[Data excerpts]
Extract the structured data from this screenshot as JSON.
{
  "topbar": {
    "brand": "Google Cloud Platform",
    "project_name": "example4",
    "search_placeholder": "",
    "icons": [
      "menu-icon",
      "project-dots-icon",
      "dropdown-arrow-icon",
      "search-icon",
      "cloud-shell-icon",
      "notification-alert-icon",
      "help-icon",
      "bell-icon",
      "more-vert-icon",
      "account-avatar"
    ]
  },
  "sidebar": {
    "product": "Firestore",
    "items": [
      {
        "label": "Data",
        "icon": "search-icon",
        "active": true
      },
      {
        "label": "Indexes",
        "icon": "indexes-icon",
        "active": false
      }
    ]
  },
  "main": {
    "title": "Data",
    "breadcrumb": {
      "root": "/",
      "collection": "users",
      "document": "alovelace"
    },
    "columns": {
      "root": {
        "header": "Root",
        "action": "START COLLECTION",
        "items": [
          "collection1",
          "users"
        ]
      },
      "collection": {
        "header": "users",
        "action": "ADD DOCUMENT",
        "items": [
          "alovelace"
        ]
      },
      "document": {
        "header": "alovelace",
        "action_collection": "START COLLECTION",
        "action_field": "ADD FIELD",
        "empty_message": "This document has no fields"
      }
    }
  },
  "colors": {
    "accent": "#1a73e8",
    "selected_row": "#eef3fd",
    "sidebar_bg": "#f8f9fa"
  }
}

## GIVEN REQUEST
Above are the entries; count how many of their lines contain the word "alovelace" and give only that number.

## COMPLETE ANSWER
3